[Selected text]
The uniaxial compressive strength (UCS) is one of the most important geotechnical properties of rock and it has been widely used in geological and geo-mechanical engineering projects. In this study, UCS and other basic physical properties of 165 basalt samples at 55 different depths along zone of interest (ZOI) from MH-2B borehole were determined. We obtain a few strong correlations with relative high regression factors among sonic velocity and physical parameters. Empirical equations were then developed to predict the UCS, Young’s modulus, Poisson’s ratio, and density from the ultrasonic wave speeds. In order to validate the proposed correlations, we still need to perform a detail statistical analysis, such as ‘t’ and ‘F’ test.

[Written task a] Reproduce the text on the compressive strength of basalt samples word for word, from its first sentence to its last.
The entries have no connection to the text about rock strength.

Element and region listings

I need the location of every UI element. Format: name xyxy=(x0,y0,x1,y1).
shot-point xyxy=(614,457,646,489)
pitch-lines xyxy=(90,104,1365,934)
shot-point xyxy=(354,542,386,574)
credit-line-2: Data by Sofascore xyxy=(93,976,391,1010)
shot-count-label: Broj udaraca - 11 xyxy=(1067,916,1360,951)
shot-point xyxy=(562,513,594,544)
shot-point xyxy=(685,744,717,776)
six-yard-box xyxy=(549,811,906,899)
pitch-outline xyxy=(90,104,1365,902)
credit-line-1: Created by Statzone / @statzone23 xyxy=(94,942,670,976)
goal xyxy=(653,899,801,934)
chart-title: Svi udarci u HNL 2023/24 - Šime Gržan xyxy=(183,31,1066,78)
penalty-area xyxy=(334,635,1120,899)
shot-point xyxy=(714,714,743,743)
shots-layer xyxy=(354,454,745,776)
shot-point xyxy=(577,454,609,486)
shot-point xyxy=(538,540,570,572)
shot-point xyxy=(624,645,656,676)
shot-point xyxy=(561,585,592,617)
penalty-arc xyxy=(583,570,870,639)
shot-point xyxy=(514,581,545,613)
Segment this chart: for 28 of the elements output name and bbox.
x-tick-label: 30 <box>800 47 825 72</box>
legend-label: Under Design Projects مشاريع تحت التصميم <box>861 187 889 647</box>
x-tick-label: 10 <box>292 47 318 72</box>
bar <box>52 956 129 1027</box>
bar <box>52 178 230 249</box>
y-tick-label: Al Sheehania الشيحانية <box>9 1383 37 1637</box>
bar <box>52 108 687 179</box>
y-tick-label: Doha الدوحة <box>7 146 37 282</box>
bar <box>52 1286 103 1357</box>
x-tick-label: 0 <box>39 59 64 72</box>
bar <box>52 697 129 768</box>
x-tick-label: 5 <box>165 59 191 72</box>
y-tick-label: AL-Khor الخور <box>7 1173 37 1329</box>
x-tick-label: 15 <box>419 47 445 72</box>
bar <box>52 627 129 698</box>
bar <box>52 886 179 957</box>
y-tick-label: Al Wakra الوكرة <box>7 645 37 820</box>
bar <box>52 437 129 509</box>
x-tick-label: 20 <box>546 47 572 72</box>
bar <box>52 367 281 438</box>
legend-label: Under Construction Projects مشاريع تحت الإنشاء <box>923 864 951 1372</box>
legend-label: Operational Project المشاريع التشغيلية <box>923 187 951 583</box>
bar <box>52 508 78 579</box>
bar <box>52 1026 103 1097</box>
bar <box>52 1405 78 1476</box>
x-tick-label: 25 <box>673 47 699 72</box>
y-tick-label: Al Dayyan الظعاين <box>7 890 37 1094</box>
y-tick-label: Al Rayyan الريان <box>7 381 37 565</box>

[Written task b] Write out the entries word for word, beginning with their first line and stopping after the line that contains "shot-point xyxy=(624,645,656,676)".

[Task result a]
The uniaxial compressive strength (UCS) is one of the most important geotechnical properties of rock and it has been widely used in geological and geo-mechanical engineering projects. In this study, UCS and other basic physical properties of 165 basalt samples at 55 different depths along zone of interest (ZOI) from MH-2B borehole were determined. We obtain a few strong correlations with relative high regression factors among sonic velocity and physical parameters. Empirical equations were then developed to predict the UCS, Young’s modulus, Poisson’s ratio, and density from the ultrasonic wave speeds. In order to validate the proposed correlations, we still need to perform a detail statistical analysis, such as ‘t’ and ‘F’ test.

[Task result b]
I need the location of every UI element. Format: name xyxy=(x0,y0,x1,y1).
shot-point xyxy=(614,457,646,489)
pitch-lines xyxy=(90,104,1365,934)
shot-point xyxy=(354,542,386,574)
credit-line-2: Data by Sofascore xyxy=(93,976,391,1010)
shot-count-label: Broj udaraca - 11 xyxy=(1067,916,1360,951)
shot-point xyxy=(562,513,594,544)
shot-point xyxy=(685,744,717,776)
six-yard-box xyxy=(549,811,906,899)
pitch-outline xyxy=(90,104,1365,902)
credit-line-1: Created by Statzone / @statzone23 xyxy=(94,942,670,976)
goal xyxy=(653,899,801,934)
chart-title: Svi udarci u HNL 2023/24 - Šime Gržan xyxy=(183,31,1066,78)
penalty-area xyxy=(334,635,1120,899)
shot-point xyxy=(714,714,743,743)
shots-layer xyxy=(354,454,745,776)
shot-point xyxy=(577,454,609,486)
shot-point xyxy=(538,540,570,572)
shot-point xyxy=(624,645,656,676)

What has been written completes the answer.